▶ **GIVEN INFORMATION**
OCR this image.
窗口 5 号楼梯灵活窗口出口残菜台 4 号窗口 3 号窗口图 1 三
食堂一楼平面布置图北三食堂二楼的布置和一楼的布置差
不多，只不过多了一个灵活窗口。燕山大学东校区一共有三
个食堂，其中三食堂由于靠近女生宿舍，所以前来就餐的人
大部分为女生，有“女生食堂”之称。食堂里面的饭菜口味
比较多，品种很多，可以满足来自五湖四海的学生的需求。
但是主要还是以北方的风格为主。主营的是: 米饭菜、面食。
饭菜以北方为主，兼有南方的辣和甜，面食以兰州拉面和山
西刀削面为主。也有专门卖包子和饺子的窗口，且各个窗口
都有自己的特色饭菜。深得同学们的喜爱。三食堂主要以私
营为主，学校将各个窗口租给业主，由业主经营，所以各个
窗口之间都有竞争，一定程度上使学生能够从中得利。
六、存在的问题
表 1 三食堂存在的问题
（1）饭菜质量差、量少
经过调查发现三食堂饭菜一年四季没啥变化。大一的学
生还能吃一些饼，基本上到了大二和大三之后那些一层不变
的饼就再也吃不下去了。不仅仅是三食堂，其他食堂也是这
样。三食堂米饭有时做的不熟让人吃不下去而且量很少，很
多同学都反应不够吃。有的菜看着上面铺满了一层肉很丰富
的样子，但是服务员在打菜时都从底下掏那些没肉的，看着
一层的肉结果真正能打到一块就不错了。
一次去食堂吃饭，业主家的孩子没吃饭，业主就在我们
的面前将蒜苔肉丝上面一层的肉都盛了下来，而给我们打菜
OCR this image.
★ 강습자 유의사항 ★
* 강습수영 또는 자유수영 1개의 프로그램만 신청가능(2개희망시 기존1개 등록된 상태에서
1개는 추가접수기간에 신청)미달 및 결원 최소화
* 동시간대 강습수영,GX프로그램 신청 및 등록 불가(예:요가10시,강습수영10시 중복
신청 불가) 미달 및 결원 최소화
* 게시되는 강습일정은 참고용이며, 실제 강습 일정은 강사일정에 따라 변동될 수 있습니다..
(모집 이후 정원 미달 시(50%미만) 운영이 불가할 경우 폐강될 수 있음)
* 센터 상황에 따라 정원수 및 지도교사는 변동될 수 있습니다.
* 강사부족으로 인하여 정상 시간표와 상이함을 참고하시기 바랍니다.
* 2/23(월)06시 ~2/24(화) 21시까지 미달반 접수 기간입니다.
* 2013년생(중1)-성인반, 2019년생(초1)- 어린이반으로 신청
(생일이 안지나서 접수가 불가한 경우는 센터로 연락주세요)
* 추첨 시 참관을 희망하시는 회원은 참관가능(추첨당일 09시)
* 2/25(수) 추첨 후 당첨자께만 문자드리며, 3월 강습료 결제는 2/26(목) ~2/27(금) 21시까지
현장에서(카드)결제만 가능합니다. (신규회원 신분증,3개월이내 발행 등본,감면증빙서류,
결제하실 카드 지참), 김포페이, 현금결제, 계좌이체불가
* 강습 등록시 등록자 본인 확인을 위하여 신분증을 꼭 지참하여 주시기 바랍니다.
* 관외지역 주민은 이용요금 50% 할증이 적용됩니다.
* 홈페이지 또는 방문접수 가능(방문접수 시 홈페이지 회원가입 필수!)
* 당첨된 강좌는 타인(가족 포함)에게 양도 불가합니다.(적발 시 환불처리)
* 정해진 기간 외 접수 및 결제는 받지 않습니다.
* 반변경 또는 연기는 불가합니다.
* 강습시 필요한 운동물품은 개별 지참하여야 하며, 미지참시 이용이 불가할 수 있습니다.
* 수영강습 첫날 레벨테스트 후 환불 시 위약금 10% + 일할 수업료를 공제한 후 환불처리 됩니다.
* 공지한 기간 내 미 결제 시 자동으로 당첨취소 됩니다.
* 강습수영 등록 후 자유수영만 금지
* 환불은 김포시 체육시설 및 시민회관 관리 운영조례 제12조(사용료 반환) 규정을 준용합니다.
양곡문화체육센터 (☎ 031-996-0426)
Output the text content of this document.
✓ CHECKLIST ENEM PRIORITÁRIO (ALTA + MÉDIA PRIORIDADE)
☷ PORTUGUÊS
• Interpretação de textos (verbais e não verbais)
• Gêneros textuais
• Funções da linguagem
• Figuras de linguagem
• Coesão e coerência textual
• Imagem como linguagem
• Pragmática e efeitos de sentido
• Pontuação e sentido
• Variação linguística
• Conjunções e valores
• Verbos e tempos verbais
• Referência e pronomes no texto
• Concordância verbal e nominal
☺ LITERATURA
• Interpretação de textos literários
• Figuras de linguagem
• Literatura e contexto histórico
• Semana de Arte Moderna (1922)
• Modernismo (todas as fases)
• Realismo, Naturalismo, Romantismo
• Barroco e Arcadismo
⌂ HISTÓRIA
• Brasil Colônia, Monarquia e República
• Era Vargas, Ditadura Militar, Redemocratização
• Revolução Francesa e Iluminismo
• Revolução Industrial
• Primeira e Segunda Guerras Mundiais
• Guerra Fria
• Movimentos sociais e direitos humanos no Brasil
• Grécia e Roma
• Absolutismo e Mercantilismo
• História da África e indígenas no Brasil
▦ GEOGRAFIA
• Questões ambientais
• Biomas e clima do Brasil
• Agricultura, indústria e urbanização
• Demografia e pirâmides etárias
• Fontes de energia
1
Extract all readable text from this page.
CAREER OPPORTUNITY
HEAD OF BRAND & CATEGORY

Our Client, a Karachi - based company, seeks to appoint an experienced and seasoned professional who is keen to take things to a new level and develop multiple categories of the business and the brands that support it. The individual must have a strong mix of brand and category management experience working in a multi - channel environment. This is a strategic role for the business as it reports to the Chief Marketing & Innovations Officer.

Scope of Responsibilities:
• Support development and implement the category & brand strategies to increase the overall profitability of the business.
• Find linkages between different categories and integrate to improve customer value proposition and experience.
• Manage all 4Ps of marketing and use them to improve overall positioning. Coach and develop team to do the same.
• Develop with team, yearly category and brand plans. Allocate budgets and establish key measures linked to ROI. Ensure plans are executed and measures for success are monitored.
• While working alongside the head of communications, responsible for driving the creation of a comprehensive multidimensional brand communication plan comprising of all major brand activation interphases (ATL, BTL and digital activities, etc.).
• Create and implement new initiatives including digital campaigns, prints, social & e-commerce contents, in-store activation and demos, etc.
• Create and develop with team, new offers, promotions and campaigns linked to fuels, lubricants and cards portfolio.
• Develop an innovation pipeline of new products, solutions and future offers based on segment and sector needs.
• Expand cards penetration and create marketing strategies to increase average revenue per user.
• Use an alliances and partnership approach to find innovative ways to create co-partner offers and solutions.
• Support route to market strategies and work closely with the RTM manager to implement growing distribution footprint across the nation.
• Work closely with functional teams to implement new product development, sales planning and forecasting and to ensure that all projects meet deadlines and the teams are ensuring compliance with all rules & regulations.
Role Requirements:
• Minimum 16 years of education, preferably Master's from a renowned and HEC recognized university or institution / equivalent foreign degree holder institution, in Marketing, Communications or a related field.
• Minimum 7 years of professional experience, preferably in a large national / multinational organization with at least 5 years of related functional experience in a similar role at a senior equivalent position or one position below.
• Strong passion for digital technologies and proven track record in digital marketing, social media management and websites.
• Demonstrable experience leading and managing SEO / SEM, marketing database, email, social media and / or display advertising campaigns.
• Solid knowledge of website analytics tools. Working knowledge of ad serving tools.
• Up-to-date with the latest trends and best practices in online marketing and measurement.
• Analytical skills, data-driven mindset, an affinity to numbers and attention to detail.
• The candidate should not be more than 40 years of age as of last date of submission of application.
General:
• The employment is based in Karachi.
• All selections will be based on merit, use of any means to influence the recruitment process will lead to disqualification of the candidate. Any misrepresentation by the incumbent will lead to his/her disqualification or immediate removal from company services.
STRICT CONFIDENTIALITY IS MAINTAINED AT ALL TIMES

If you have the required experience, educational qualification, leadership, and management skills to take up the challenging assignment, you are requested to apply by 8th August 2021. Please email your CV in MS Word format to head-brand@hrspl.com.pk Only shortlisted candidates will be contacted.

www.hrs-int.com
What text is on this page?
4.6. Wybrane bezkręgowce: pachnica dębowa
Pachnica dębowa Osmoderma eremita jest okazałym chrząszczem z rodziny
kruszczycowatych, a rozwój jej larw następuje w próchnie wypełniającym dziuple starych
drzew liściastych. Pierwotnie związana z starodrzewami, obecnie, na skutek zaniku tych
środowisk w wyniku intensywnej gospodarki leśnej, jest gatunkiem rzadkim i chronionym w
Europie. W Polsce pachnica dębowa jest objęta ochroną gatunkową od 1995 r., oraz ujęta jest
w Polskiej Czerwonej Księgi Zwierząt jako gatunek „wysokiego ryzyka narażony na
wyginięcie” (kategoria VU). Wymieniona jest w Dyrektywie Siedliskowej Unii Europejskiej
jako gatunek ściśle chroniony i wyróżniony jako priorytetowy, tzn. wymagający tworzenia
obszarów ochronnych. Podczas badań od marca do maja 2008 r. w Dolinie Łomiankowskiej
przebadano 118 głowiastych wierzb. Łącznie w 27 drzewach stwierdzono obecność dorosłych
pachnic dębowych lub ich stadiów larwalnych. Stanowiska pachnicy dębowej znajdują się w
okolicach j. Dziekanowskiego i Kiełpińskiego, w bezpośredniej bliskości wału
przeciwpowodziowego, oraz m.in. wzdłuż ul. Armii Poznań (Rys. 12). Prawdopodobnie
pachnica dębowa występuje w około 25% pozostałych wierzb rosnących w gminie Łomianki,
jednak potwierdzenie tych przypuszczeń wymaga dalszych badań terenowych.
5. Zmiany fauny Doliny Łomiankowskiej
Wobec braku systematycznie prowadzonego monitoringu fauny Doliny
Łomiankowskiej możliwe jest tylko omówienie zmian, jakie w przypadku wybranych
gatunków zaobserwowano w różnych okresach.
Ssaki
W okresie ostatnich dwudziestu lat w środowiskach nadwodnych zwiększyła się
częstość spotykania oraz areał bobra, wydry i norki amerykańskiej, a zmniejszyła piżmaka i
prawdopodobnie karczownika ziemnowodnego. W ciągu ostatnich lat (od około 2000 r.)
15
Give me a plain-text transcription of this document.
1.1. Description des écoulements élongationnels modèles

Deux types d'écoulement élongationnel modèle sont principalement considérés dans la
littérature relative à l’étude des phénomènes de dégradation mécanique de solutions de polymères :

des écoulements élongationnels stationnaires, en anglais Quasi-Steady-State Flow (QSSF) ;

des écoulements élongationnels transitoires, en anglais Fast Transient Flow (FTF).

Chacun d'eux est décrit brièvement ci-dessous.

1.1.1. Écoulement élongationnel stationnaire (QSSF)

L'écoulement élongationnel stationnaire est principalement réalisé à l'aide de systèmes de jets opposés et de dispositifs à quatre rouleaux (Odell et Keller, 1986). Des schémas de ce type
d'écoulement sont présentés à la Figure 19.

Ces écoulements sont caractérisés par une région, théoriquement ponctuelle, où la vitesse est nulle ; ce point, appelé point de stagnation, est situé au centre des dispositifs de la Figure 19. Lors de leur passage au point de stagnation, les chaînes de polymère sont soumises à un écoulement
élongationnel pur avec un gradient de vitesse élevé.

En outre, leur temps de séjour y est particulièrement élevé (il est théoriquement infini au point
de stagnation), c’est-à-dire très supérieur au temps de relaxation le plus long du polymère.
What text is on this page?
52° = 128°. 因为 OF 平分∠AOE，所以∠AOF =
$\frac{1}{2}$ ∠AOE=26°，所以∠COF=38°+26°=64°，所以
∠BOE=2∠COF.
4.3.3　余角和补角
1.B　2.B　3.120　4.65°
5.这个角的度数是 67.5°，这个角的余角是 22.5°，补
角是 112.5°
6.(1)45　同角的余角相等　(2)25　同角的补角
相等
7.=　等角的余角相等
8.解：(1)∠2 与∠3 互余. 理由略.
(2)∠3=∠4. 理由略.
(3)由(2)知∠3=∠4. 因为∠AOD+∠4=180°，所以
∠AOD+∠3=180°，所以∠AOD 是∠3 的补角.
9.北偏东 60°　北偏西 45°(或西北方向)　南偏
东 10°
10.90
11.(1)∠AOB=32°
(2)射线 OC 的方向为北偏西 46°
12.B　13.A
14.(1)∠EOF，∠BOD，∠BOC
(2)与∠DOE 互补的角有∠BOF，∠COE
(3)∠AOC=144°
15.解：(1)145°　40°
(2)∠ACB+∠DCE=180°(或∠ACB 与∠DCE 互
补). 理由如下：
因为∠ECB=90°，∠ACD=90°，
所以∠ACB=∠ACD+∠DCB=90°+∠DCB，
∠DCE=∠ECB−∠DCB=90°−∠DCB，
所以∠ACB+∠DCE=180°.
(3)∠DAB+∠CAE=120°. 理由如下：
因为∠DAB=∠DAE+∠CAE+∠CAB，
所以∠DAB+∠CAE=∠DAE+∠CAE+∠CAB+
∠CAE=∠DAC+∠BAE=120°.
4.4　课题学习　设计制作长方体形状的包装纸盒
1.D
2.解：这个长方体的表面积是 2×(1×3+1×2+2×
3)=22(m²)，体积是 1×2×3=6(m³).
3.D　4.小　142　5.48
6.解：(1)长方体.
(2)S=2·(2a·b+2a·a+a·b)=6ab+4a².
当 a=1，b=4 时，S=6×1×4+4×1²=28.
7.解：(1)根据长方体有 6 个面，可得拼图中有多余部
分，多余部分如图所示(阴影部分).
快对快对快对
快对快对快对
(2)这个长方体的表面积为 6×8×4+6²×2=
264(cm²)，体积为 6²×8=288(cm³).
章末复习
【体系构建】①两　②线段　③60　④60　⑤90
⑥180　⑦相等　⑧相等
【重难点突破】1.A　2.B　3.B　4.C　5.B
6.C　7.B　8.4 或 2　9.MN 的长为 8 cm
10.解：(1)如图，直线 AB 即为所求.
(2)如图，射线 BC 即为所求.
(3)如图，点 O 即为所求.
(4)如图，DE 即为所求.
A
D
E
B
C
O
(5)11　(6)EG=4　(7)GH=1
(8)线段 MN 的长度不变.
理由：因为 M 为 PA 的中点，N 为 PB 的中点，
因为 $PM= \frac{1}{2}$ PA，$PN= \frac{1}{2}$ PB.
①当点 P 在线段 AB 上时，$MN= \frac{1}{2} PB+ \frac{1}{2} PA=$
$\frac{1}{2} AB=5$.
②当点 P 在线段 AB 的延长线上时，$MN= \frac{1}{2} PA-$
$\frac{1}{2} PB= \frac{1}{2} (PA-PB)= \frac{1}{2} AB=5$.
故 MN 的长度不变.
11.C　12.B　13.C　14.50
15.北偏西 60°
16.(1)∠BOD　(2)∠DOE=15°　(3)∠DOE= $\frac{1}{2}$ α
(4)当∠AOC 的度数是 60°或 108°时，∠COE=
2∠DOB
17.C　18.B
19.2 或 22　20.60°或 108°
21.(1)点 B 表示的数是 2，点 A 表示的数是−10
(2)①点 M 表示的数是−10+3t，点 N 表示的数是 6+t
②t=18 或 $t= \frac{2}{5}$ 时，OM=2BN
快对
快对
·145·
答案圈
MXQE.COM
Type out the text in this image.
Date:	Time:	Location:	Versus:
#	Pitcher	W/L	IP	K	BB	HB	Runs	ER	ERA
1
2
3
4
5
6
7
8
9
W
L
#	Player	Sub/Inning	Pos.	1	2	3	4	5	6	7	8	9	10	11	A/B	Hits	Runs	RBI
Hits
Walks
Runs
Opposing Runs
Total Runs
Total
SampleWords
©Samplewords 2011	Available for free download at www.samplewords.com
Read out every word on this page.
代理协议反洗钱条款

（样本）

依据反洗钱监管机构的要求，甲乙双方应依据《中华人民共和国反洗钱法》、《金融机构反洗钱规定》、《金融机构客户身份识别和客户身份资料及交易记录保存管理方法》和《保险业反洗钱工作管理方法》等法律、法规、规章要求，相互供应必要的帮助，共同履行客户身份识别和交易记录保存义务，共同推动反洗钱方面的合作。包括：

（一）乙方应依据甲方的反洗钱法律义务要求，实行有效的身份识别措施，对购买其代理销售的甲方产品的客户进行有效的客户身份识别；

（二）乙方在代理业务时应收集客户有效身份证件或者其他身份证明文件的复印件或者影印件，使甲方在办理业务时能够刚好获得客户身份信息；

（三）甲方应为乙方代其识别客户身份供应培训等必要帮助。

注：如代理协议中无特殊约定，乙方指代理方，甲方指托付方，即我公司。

▶ **TASK TO COMPLETE**
Find the line containing "Type out the text in this image." in the material above. Print it and every line after it through the end, exactly and only those.

▶ **EXERCISE SOLUTION**
Type out the text in this image.
Date:	Time:	Location:	Versus:
#	Pitcher	W/L	IP	K	BB	HB	Runs	ER	ERA
1
2
3
4
5
6
7
8
9
W
L
#	Player	Sub/Inning	Pos.	1	2	3	4	5	6	7	8	9	10	11	A/B	Hits	Runs	RBI
Hits
Walks
Runs
Opposing Runs
Total Runs
Total
SampleWords
©Samplewords 2011	Available for free download at www.samplewords.com
Read out every word on this page.
代理协议反洗钱条款

（样本）

依据反洗钱监管机构的要求，甲乙双方应依据《中华人民共和国反洗钱法》、《金融机构反洗钱规定》、《金融机构客户身份识别和客户身份资料及交易记录保存管理方法》和《保险业反洗钱工作管理方法》等法律、法规、规章要求，相互供应必要的帮助，共同履行客户身份识别和交易记录保存义务，共同推动反洗钱方面的合作。包括：

（一）乙方应依据甲方的反洗钱法律义务要求，实行有效的身份识别措施，对购买其代理销售的甲方产品的客户进行有效的客户身份识别；

（二）乙方在代理业务时应收集客户有效身份证件或者其他身份证明文件的复印件或者影印件，使甲方在办理业务时能够刚好获得客户身份信息；

（三）甲方应为乙方代其识别客户身份供应培训等必要帮助。

注：如代理协议中无特殊约定，乙方指代理方，甲方指托付方，即我公司。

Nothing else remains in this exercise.